**TASK BRIEF**
Could you give the records below again with every "shaded-interval" swapped for "shaded-band" and everything else left unchanged?

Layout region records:
★ ★ ★ ★ ★
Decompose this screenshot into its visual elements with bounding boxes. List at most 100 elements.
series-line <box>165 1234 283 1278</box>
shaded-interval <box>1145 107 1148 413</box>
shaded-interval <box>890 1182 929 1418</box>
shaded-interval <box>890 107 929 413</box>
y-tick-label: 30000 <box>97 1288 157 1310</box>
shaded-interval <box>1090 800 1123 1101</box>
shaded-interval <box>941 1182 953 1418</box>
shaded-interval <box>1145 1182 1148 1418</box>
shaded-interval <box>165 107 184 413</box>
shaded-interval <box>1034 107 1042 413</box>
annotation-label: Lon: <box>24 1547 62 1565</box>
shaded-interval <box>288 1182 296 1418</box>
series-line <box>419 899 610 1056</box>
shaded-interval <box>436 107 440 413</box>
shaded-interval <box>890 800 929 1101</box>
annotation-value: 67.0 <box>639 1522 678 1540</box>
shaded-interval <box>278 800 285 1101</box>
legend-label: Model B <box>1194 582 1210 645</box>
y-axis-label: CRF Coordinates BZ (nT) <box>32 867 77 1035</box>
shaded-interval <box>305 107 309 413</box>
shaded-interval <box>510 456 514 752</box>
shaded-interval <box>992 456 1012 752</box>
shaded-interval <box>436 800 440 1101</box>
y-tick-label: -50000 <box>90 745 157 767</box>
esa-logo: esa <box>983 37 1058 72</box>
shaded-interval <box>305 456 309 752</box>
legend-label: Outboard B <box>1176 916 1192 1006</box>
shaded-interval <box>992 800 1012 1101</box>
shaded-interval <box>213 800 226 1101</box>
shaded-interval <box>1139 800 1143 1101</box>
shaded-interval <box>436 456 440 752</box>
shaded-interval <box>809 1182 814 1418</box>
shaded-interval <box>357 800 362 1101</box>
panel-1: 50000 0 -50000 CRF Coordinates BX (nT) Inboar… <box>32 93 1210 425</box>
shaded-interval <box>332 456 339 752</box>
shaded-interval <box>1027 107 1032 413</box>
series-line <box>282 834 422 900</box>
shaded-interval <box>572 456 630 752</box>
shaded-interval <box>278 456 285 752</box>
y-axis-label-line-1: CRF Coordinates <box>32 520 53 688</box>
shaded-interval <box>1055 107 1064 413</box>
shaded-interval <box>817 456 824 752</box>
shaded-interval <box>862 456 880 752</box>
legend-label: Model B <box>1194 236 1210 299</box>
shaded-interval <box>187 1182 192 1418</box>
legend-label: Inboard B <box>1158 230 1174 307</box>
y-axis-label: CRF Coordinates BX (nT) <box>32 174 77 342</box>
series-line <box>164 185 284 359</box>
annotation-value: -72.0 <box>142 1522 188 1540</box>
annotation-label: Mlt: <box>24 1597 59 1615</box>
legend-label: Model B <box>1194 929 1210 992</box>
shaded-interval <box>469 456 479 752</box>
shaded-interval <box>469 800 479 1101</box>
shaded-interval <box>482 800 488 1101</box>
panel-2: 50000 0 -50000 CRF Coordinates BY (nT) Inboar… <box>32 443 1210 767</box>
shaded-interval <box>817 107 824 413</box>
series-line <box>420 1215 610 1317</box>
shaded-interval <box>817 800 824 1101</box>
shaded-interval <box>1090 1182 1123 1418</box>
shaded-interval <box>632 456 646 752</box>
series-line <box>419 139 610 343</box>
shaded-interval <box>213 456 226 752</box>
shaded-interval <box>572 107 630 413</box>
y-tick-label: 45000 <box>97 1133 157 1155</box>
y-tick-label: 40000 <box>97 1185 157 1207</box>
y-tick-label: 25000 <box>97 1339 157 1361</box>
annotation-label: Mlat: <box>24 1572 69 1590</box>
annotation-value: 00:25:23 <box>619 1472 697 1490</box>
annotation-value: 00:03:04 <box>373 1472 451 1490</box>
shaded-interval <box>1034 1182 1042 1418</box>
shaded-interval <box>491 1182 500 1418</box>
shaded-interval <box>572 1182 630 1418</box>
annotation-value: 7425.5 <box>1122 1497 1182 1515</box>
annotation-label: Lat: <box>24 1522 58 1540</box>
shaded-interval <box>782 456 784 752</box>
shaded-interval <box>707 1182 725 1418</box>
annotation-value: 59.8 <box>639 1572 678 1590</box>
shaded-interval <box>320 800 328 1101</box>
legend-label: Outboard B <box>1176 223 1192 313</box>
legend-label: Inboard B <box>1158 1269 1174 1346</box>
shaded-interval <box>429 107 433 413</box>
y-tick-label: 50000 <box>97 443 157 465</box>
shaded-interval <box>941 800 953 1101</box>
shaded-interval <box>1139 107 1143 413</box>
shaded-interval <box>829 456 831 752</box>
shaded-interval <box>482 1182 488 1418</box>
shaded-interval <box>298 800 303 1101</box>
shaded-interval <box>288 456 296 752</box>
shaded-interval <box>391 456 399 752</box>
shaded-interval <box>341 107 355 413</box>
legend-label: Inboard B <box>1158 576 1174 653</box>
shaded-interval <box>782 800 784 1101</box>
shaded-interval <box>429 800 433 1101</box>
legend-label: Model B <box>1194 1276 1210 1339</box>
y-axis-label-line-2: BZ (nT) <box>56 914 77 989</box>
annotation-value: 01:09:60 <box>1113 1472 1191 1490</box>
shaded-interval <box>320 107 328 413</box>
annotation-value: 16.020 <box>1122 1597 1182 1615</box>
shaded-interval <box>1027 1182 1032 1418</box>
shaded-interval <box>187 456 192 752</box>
★ ★ ★ ★ ★
**EXERCISE SOLUTION**
Decompose this screenshot into its visual elements with bounding boxes. List at most 100 elements.
series-line <box>165 1234 283 1278</box>
shaded-band <box>1145 107 1148 413</box>
shaded-band <box>890 1182 929 1418</box>
shaded-band <box>890 107 929 413</box>
y-tick-label: 30000 <box>97 1288 157 1310</box>
shaded-band <box>1090 800 1123 1101</box>
shaded-band <box>941 1182 953 1418</box>
shaded-band <box>1145 1182 1148 1418</box>
shaded-band <box>165 107 184 413</box>
shaded-band <box>1034 107 1042 413</box>
annotation-label: Lon: <box>24 1547 62 1565</box>
shaded-band <box>288 1182 296 1418</box>
series-line <box>419 899 610 1056</box>
shaded-band <box>436 107 440 413</box>
shaded-band <box>890 800 929 1101</box>
annotation-value: 67.0 <box>639 1522 678 1540</box>
shaded-band <box>278 800 285 1101</box>
legend-label: Model B <box>1194 582 1210 645</box>
y-axis-label: CRF Coordinates BZ (nT) <box>32 867 77 1035</box>
shaded-band <box>305 107 309 413</box>
shaded-band <box>510 456 514 752</box>
shaded-band <box>992 456 1012 752</box>
shaded-band <box>436 800 440 1101</box>
y-tick-label: -50000 <box>90 745 157 767</box>
esa-logo: esa <box>983 37 1058 72</box>
shaded-band <box>305 456 309 752</box>
legend-label: Outboard B <box>1176 916 1192 1006</box>
shaded-band <box>992 800 1012 1101</box>
shaded-band <box>213 800 226 1101</box>
shaded-band <box>1139 800 1143 1101</box>
shaded-band <box>436 456 440 752</box>
shaded-band <box>809 1182 814 1418</box>
shaded-band <box>357 800 362 1101</box>
panel-1: 50000 0 -50000 CRF Coordinates BX (nT) Inboar… <box>32 93 1210 425</box>
shaded-band <box>332 456 339 752</box>
shaded-band <box>1027 107 1032 413</box>
series-line <box>282 834 422 900</box>
shaded-band <box>572 456 630 752</box>
shaded-band <box>278 456 285 752</box>
y-axis-label-line-1: CRF Coordinates <box>32 520 53 688</box>
shaded-band <box>1055 107 1064 413</box>
shaded-band <box>817 456 824 752</box>
shaded-band <box>862 456 880 752</box>
legend-label: Model B <box>1194 236 1210 299</box>
shaded-band <box>187 1182 192 1418</box>
legend-label: Inboard B <box>1158 230 1174 307</box>
y-axis-label: CRF Coordinates BX (nT) <box>32 174 77 342</box>
series-line <box>164 185 284 359</box>
annotation-value: -72.0 <box>142 1522 188 1540</box>
annotation-label: Mlt: <box>24 1597 59 1615</box>
legend-label: Model B <box>1194 929 1210 992</box>
shaded-band <box>469 456 479 752</box>
shaded-band <box>469 800 479 1101</box>
shaded-band <box>482 800 488 1101</box>
panel-2: 50000 0 -50000 CRF Coordinates BY (nT) Inboar… <box>32 443 1210 767</box>
shaded-band <box>817 107 824 413</box>
series-line <box>420 1215 610 1317</box>
shaded-band <box>817 800 824 1101</box>
shaded-band <box>1090 1182 1123 1418</box>
shaded-band <box>632 456 646 752</box>
series-line <box>419 139 610 343</box>
shaded-band <box>213 456 226 752</box>
shaded-band <box>572 107 630 413</box>
y-tick-label: 45000 <box>97 1133 157 1155</box>
y-tick-label: 40000 <box>97 1185 157 1207</box>
y-tick-label: 25000 <box>97 1339 157 1361</box>
annotation-label: Mlat: <box>24 1572 69 1590</box>
annotation-value: 00:25:23 <box>619 1472 697 1490</box>
annotation-value: 00:03:04 <box>373 1472 451 1490</box>
shaded-band <box>1034 1182 1042 1418</box>
shaded-band <box>491 1182 500 1418</box>
shaded-band <box>572 1182 630 1418</box>
annotation-value: 7425.5 <box>1122 1497 1182 1515</box>
annotation-label: Lat: <box>24 1522 58 1540</box>
shaded-band <box>782 456 784 752</box>
shaded-band <box>707 1182 725 1418</box>
annotation-value: 59.8 <box>639 1572 678 1590</box>
shaded-band <box>320 800 328 1101</box>
legend-label: Outboard B <box>1176 223 1192 313</box>
legend-label: Inboard B <box>1158 1269 1174 1346</box>
shaded-band <box>429 107 433 413</box>
y-tick-label: 50000 <box>97 443 157 465</box>
shaded-band <box>941 800 953 1101</box>
shaded-band <box>1139 107 1143 413</box>
shaded-band <box>829 456 831 752</box>
shaded-band <box>482 1182 488 1418</box>
shaded-band <box>298 800 303 1101</box>
shaded-band <box>288 456 296 752</box>
shaded-band <box>391 456 399 752</box>
shaded-band <box>341 107 355 413</box>
legend-label: Inboard B <box>1158 576 1174 653</box>
shaded-band <box>782 800 784 1101</box>
shaded-band <box>429 800 433 1101</box>
legend-label: Model B <box>1194 1276 1210 1339</box>
y-axis-label-line-2: BZ (nT) <box>56 914 77 989</box>
annotation-value: 01:09:60 <box>1113 1472 1191 1490</box>
shaded-band <box>320 107 328 413</box>
annotation-value: 16.020 <box>1122 1597 1182 1615</box>
shaded-band <box>1027 1182 1032 1418</box>
shaded-band <box>187 456 192 752</box>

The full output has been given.